» Exercise prompt
Copy the entries below exactly. Images do not belong in the copy.

## BEGIN Extracted entries

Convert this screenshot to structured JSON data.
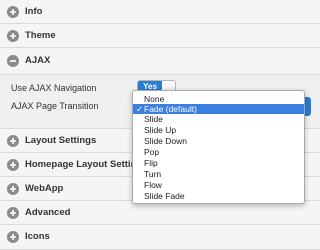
{
  "sections": {
    "info": "Info",
    "theme": "Theme",
    "ajax": "AJAX",
    "layout": "Layout Settings",
    "homepage": "Homepage Layout Settings",
    "webapp": "WebApp",
    "advanced": "Advanced",
    "icons": "Icons"
  },
  "ajax_panel": {
    "nav_label": "Use AJAX Navigation",
    "toggle_value": "Yes",
    "transition_label": "AJAX Page Transition"
  },
  "transition_select": {
    "selected": "Fade (default)",
    "check": "✓",
    "options": [
      "None",
      "Fade (default)",
      "Slide",
      "Slide Up",
      "Slide Down",
      "Pop",
      "Flip",
      "Turn",
      "Flow",
      "Slide Fade"
    ]
  },
  "colors": {
    "accent": "#2a7ccf",
    "highlight": "#3b7fe0",
    "icon": "#8a8a8a"
  }
}
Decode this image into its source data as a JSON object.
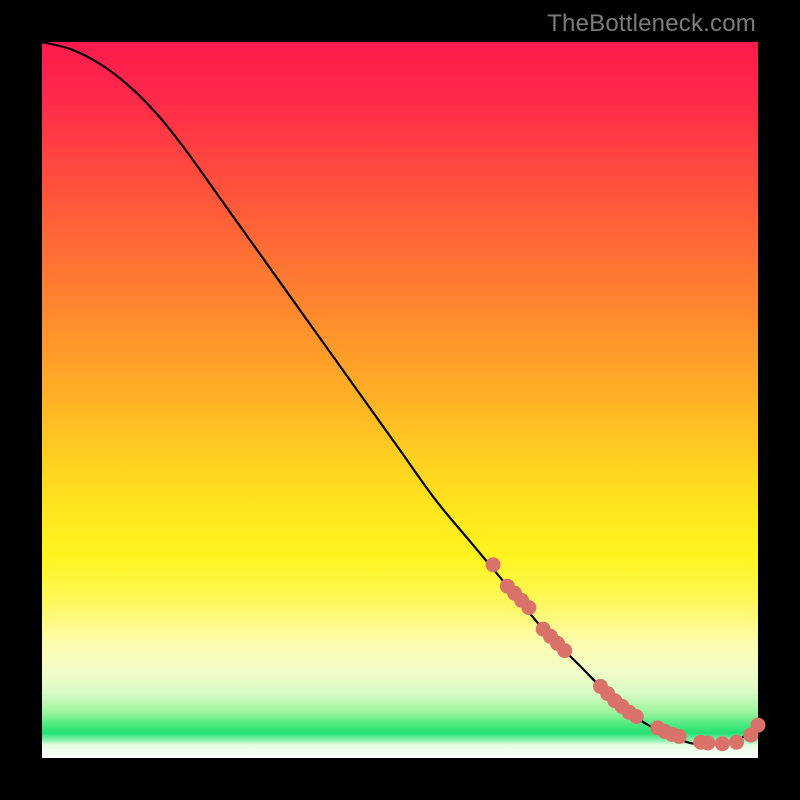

## END Extracted entries

» Output for this exercise
Convert this screenshot to structured JSON data.
{
  "sections": {
    "info": "Info",
    "theme": "Theme",
    "ajax": "AJAX",
    "layout": "Layout Settings",
    "homepage": "Homepage Layout Settings",
    "webapp": "WebApp",
    "advanced": "Advanced",
    "icons": "Icons"
  },
  "ajax_panel": {
    "nav_label": "Use AJAX Navigation",
    "toggle_value": "Yes",
    "transition_label": "AJAX Page Transition"
  },
  "transition_select": {
    "selected": "Fade (default)",
    "check": "✓",
    "options": [
      "None",
      "Fade (default)",
      "Slide",
      "Slide Up",
      "Slide Down",
      "Pop",
      "Flip",
      "Turn",
      "Flow",
      "Slide Fade"
    ]
  },
  "colors": {
    "accent": "#2a7ccf",
    "highlight": "#3b7fe0",
    "icon": "#8a8a8a"
  }
}
Decode this image into its source data as a JSON object.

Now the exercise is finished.